• [Your task]:
All of the lines below are to be printed again exactly; images are excluded from the output.

::: Dataset excerpts :::

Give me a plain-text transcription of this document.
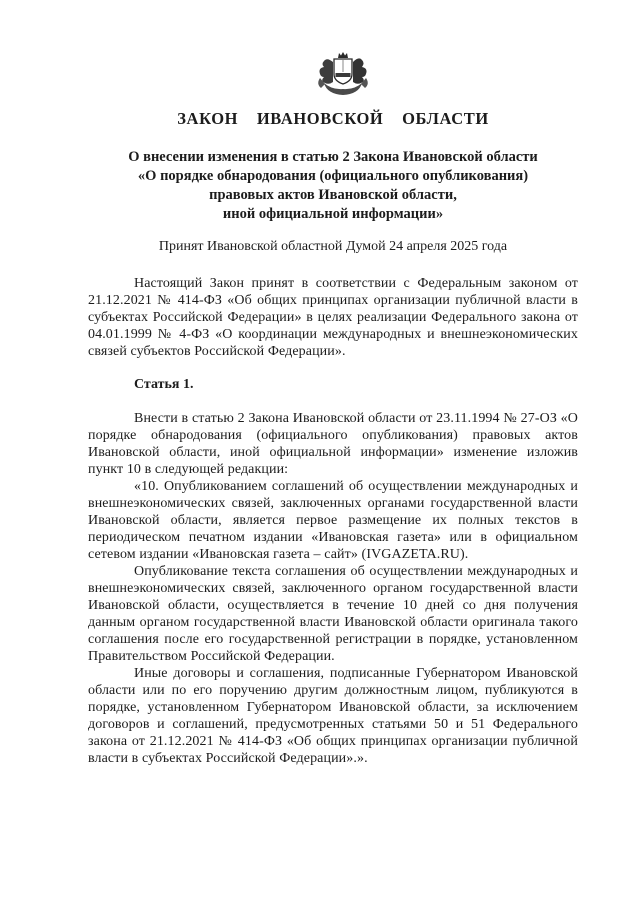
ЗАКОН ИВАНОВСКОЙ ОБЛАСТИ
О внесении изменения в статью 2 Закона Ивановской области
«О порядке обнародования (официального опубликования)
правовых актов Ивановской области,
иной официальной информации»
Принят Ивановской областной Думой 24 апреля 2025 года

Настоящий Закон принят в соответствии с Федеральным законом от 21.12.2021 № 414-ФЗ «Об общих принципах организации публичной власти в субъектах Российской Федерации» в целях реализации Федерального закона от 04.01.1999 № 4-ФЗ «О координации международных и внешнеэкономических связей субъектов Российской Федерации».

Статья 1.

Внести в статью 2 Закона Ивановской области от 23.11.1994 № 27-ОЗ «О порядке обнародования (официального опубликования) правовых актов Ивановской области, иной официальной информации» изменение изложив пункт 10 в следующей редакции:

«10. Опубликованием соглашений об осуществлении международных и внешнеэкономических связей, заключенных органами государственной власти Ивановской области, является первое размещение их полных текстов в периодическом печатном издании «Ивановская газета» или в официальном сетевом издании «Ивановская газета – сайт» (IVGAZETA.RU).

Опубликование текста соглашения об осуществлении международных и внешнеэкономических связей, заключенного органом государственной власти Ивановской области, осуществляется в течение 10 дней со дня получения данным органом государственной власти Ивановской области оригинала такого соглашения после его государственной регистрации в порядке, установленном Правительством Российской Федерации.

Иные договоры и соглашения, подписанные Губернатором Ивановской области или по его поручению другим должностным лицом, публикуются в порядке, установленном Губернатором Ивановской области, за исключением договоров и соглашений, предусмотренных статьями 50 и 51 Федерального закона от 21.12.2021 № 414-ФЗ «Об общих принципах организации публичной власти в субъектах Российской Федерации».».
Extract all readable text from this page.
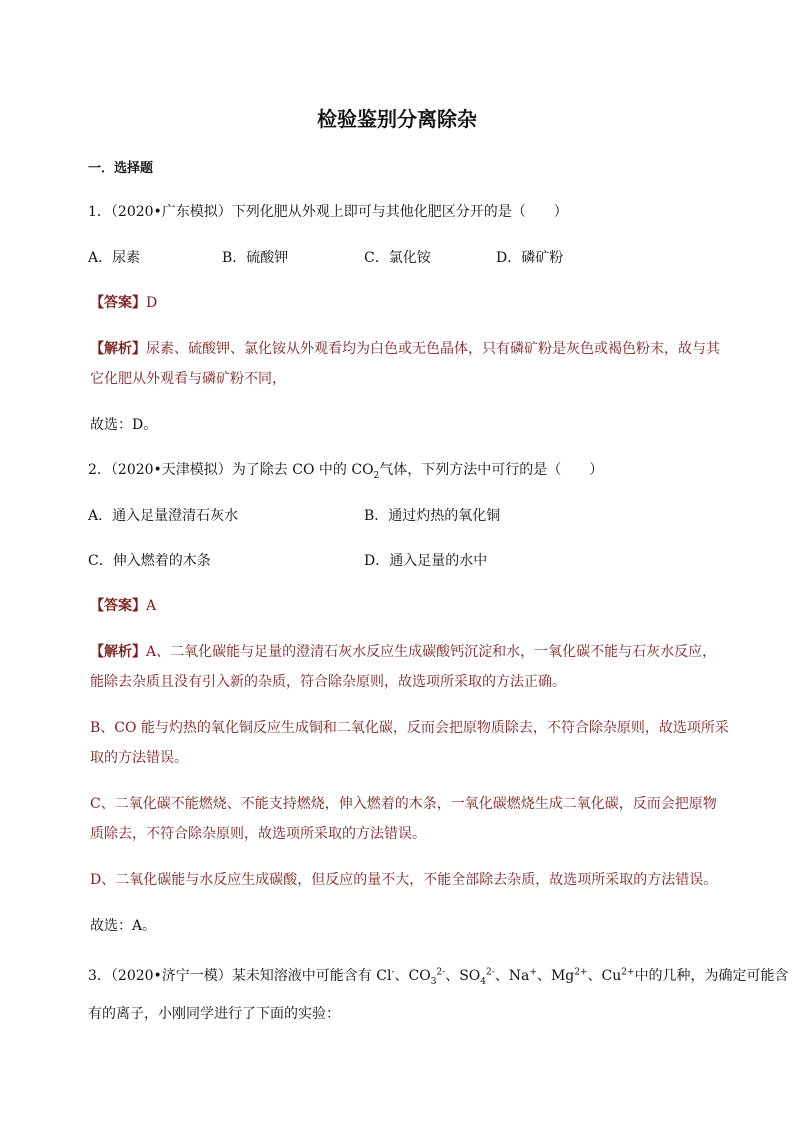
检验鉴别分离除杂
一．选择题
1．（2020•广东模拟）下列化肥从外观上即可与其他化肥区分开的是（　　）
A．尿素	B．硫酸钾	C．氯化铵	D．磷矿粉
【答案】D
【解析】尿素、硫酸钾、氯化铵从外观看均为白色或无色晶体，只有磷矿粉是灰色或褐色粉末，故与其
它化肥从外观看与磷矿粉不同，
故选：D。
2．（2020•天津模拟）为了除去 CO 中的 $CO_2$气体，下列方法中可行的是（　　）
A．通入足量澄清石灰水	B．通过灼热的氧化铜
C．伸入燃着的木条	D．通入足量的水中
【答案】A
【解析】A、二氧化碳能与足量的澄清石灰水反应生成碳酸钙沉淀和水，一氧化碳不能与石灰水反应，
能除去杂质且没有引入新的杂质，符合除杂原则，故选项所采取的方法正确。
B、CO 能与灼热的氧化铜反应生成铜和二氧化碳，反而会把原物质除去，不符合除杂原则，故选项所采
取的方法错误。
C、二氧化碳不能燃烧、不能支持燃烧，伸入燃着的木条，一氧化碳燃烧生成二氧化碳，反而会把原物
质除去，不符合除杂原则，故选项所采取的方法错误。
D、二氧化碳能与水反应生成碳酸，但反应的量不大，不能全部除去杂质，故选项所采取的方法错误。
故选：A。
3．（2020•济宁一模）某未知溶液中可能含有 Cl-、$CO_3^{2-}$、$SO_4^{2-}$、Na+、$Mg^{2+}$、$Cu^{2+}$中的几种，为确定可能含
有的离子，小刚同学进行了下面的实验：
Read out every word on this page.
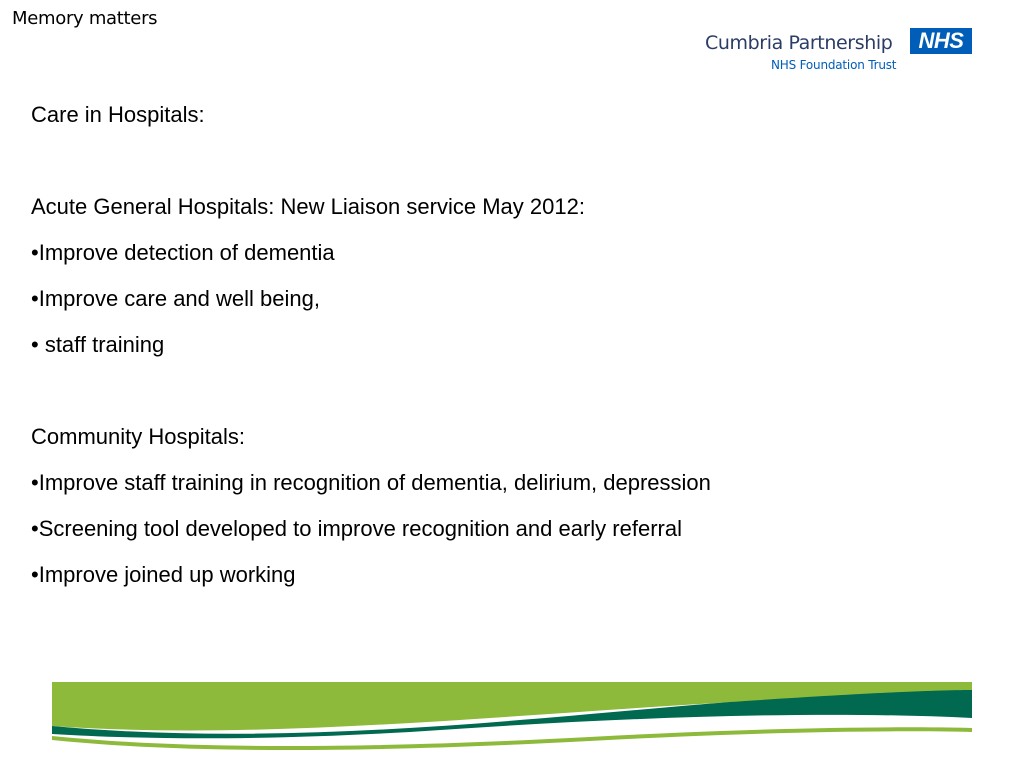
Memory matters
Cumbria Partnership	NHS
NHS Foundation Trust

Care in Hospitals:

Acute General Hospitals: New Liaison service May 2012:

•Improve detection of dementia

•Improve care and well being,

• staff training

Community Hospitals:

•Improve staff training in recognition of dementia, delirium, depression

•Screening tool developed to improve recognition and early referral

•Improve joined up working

:::

• [Result]:
Give me a plain-text transcription of this document.
ЗАКОН ИВАНОВСКОЙ ОБЛАСТИ
О внесении изменения в статью 2 Закона Ивановской области
«О порядке обнародования (официального опубликования)
правовых актов Ивановской области,
иной официальной информации»
Принят Ивановской областной Думой 24 апреля 2025 года

Настоящий Закон принят в соответствии с Федеральным законом от 21.12.2021 № 414-ФЗ «Об общих принципах организации публичной власти в субъектах Российской Федерации» в целях реализации Федерального закона от 04.01.1999 № 4-ФЗ «О координации международных и внешнеэкономических связей субъектов Российской Федерации».

Статья 1.

Внести в статью 2 Закона Ивановской области от 23.11.1994 № 27-ОЗ «О порядке обнародования (официального опубликования) правовых актов Ивановской области, иной официальной информации» изменение изложив пункт 10 в следующей редакции:

«10. Опубликованием соглашений об осуществлении международных и внешнеэкономических связей, заключенных органами государственной власти Ивановской области, является первое размещение их полных текстов в периодическом печатном издании «Ивановская газета» или в официальном сетевом издании «Ивановская газета – сайт» (IVGAZETA.RU).

Опубликование текста соглашения об осуществлении международных и внешнеэкономических связей, заключенного органом государственной власти Ивановской области, осуществляется в течение 10 дней со дня получения данным органом государственной власти Ивановской области оригинала такого соглашения после его государственной регистрации в порядке, установленном Правительством Российской Федерации.

Иные договоры и соглашения, подписанные Губернатором Ивановской области или по его поручению другим должностным лицом, публикуются в порядке, установленном Губернатором Ивановской области, за исключением договоров и соглашений, предусмотренных статьями 50 и 51 Федерального закона от 21.12.2021 № 414-ФЗ «Об общих принципах организации публичной власти в субъектах Российской Федерации».».
Extract all readable text from this page.
检验鉴别分离除杂
一．选择题
1．（2020•广东模拟）下列化肥从外观上即可与其他化肥区分开的是（　　）
A．尿素	B．硫酸钾	C．氯化铵	D．磷矿粉
【答案】D
【解析】尿素、硫酸钾、氯化铵从外观看均为白色或无色晶体，只有磷矿粉是灰色或褐色粉末，故与其
它化肥从外观看与磷矿粉不同，
故选：D。
2．（2020•天津模拟）为了除去 CO 中的 $CO_2$气体，下列方法中可行的是（　　）
A．通入足量澄清石灰水	B．通过灼热的氧化铜
C．伸入燃着的木条	D．通入足量的水中
【答案】A
【解析】A、二氧化碳能与足量的澄清石灰水反应生成碳酸钙沉淀和水，一氧化碳不能与石灰水反应，
能除去杂质且没有引入新的杂质，符合除杂原则，故选项所采取的方法正确。
B、CO 能与灼热的氧化铜反应生成铜和二氧化碳，反而会把原物质除去，不符合除杂原则，故选项所采
取的方法错误。
C、二氧化碳不能燃烧、不能支持燃烧，伸入燃着的木条，一氧化碳燃烧生成二氧化碳，反而会把原物
质除去，不符合除杂原则，故选项所采取的方法错误。
D、二氧化碳能与水反应生成碳酸，但反应的量不大，不能全部除去杂质，故选项所采取的方法错误。
故选：A。
3．（2020•济宁一模）某未知溶液中可能含有 Cl-、$CO_3^{2-}$、$SO_4^{2-}$、Na+、$Mg^{2+}$、$Cu^{2+}$中的几种，为确定可能含
有的离子，小刚同学进行了下面的实验：
Read out every word on this page.
Memory matters
Cumbria Partnership	NHS
NHS Foundation Trust

Care in Hospitals:

Acute General Hospitals: New Liaison service May 2012:

•Improve detection of dementia

•Improve care and well being,

• staff training

Community Hospitals:

•Improve staff training in recognition of dementia, delirium, depression

•Screening tool developed to improve recognition and early referral

•Improve joined up working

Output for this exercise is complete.